[Data entries for graphics]
[start]

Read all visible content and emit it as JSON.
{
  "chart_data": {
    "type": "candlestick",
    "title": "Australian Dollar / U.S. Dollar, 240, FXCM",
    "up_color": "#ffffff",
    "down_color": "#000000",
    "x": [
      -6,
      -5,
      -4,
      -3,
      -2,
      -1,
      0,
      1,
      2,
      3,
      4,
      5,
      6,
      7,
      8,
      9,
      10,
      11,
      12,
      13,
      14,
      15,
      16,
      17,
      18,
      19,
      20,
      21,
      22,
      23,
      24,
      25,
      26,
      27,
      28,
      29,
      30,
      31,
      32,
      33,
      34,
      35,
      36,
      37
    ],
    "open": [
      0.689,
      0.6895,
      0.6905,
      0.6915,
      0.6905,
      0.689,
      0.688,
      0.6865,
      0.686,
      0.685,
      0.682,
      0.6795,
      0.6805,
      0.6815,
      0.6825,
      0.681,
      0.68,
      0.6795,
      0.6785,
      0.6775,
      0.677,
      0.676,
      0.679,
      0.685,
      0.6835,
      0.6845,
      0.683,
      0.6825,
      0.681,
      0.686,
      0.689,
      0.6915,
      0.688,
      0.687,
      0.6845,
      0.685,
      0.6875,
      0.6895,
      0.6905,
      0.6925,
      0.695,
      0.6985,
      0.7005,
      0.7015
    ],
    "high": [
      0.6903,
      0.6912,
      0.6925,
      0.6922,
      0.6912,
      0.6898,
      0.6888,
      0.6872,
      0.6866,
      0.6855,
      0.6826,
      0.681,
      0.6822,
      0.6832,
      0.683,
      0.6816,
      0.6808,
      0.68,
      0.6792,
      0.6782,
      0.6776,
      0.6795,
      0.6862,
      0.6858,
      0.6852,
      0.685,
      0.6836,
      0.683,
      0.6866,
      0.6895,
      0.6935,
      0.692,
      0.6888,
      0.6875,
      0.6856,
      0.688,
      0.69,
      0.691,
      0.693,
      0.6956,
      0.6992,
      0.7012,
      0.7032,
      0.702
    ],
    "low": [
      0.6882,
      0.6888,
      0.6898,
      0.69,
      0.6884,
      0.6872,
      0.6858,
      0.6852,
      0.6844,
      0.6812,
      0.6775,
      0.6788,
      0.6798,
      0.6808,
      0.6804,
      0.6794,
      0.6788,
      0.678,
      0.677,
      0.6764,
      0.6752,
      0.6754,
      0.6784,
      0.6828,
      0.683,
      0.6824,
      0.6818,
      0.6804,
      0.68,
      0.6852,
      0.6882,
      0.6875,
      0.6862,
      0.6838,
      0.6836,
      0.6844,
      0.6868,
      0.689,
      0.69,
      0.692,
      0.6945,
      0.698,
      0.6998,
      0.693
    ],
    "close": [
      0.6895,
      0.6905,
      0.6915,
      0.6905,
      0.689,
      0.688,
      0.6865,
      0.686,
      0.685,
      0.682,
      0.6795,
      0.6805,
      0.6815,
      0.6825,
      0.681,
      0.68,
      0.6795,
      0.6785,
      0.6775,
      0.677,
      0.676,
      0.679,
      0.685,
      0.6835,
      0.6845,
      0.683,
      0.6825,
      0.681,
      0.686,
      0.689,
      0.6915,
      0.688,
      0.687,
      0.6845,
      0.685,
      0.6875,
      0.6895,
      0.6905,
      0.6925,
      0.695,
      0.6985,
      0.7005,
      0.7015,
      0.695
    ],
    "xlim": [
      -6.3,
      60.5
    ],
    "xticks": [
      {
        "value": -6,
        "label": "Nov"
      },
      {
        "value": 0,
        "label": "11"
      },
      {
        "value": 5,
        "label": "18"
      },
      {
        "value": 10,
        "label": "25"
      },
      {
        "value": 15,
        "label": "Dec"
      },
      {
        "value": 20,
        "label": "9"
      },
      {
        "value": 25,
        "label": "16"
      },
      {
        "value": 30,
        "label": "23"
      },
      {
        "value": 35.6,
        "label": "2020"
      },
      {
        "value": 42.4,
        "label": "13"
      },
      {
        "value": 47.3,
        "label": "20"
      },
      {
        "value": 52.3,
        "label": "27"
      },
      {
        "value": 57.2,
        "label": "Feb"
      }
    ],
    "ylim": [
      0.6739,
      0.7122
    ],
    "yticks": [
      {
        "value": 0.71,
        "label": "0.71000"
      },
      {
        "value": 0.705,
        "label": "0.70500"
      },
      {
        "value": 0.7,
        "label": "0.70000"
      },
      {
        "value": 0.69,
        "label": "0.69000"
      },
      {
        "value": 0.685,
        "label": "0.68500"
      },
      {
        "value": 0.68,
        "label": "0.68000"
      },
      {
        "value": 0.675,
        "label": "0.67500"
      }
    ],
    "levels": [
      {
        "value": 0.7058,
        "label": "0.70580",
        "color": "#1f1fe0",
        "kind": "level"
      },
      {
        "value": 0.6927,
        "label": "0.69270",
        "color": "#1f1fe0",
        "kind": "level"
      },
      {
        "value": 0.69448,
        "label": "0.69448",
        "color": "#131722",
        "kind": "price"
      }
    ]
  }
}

[end]

> **Required work**
Write the material out again word for word.

> **Output for this task**
Read all visible content and emit it as JSON.
{
  "chart_data": {
    "type": "candlestick",
    "title": "Australian Dollar / U.S. Dollar, 240, FXCM",
    "up_color": "#ffffff",
    "down_color": "#000000",
    "x": [
      -6,
      -5,
      -4,
      -3,
      -2,
      -1,
      0,
      1,
      2,
      3,
      4,
      5,
      6,
      7,
      8,
      9,
      10,
      11,
      12,
      13,
      14,
      15,
      16,
      17,
      18,
      19,
      20,
      21,
      22,
      23,
      24,
      25,
      26,
      27,
      28,
      29,
      30,
      31,
      32,
      33,
      34,
      35,
      36,
      37
    ],
    "open": [
      0.689,
      0.6895,
      0.6905,
      0.6915,
      0.6905,
      0.689,
      0.688,
      0.6865,
      0.686,
      0.685,
      0.682,
      0.6795,
      0.6805,
      0.6815,
      0.6825,
      0.681,
      0.68,
      0.6795,
      0.6785,
      0.6775,
      0.677,
      0.676,
      0.679,
      0.685,
      0.6835,
      0.6845,
      0.683,
      0.6825,
      0.681,
      0.686,
      0.689,
      0.6915,
      0.688,
      0.687,
      0.6845,
      0.685,
      0.6875,
      0.6895,
      0.6905,
      0.6925,
      0.695,
      0.6985,
      0.7005,
      0.7015
    ],
    "high": [
      0.6903,
      0.6912,
      0.6925,
      0.6922,
      0.6912,
      0.6898,
      0.6888,
      0.6872,
      0.6866,
      0.6855,
      0.6826,
      0.681,
      0.6822,
      0.6832,
      0.683,
      0.6816,
      0.6808,
      0.68,
      0.6792,
      0.6782,
      0.6776,
      0.6795,
      0.6862,
      0.6858,
      0.6852,
      0.685,
      0.6836,
      0.683,
      0.6866,
      0.6895,
      0.6935,
      0.692,
      0.6888,
      0.6875,
      0.6856,
      0.688,
      0.69,
      0.691,
      0.693,
      0.6956,
      0.6992,
      0.7012,
      0.7032,
      0.702
    ],
    "low": [
      0.6882,
      0.6888,
      0.6898,
      0.69,
      0.6884,
      0.6872,
      0.6858,
      0.6852,
      0.6844,
      0.6812,
      0.6775,
      0.6788,
      0.6798,
      0.6808,
      0.6804,
      0.6794,
      0.6788,
      0.678,
      0.677,
      0.6764,
      0.6752,
      0.6754,
      0.6784,
      0.6828,
      0.683,
      0.6824,
      0.6818,
      0.6804,
      0.68,
      0.6852,
      0.6882,
      0.6875,
      0.6862,
      0.6838,
      0.6836,
      0.6844,
      0.6868,
      0.689,
      0.69,
      0.692,
      0.6945,
      0.698,
      0.6998,
      0.693
    ],
    "close": [
      0.6895,
      0.6905,
      0.6915,
      0.6905,
      0.689,
      0.688,
      0.6865,
      0.686,
      0.685,
      0.682,
      0.6795,
      0.6805,
      0.6815,
      0.6825,
      0.681,
      0.68,
      0.6795,
      0.6785,
      0.6775,
      0.677,
      0.676,
      0.679,
      0.685,
      0.6835,
      0.6845,
      0.683,
      0.6825,
      0.681,
      0.686,
      0.689,
      0.6915,
      0.688,
      0.687,
      0.6845,
      0.685,
      0.6875,
      0.6895,
      0.6905,
      0.6925,
      0.695,
      0.6985,
      0.7005,
      0.7015,
      0.695
    ],
    "xlim": [
      -6.3,
      60.5
    ],
    "xticks": [
      {
        "value": -6,
        "label": "Nov"
      },
      {
        "value": 0,
        "label": "11"
      },
      {
        "value": 5,
        "label": "18"
      },
      {
        "value": 10,
        "label": "25"
      },
      {
        "value": 15,
        "label": "Dec"
      },
      {
        "value": 20,
        "label": "9"
      },
      {
        "value": 25,
        "label": "16"
      },
      {
        "value": 30,
        "label": "23"
      },
      {
        "value": 35.6,
        "label": "2020"
      },
      {
        "value": 42.4,
        "label": "13"
      },
      {
        "value": 47.3,
        "label": "20"
      },
      {
        "value": 52.3,
        "label": "27"
      },
      {
        "value": 57.2,
        "label": "Feb"
      }
    ],
    "ylim": [
      0.6739,
      0.7122
    ],
    "yticks": [
      {
        "value": 0.71,
        "label": "0.71000"
      },
      {
        "value": 0.705,
        "label": "0.70500"
      },
      {
        "value": 0.7,
        "label": "0.70000"
      },
      {
        "value": 0.69,
        "label": "0.69000"
      },
      {
        "value": 0.685,
        "label": "0.68500"
      },
      {
        "value": 0.68,
        "label": "0.68000"
      },
      {
        "value": 0.675,
        "label": "0.67500"
      }
    ],
    "levels": [
      {
        "value": 0.7058,
        "label": "0.70580",
        "color": "#1f1fe0",
        "kind": "level"
      },
      {
        "value": 0.6927,
        "label": "0.69270",
        "color": "#1f1fe0",
        "kind": "level"
      },
      {
        "value": 0.69448,
        "label": "0.69448",
        "color": "#131722",
        "kind": "price"
      }
    ]
  }
}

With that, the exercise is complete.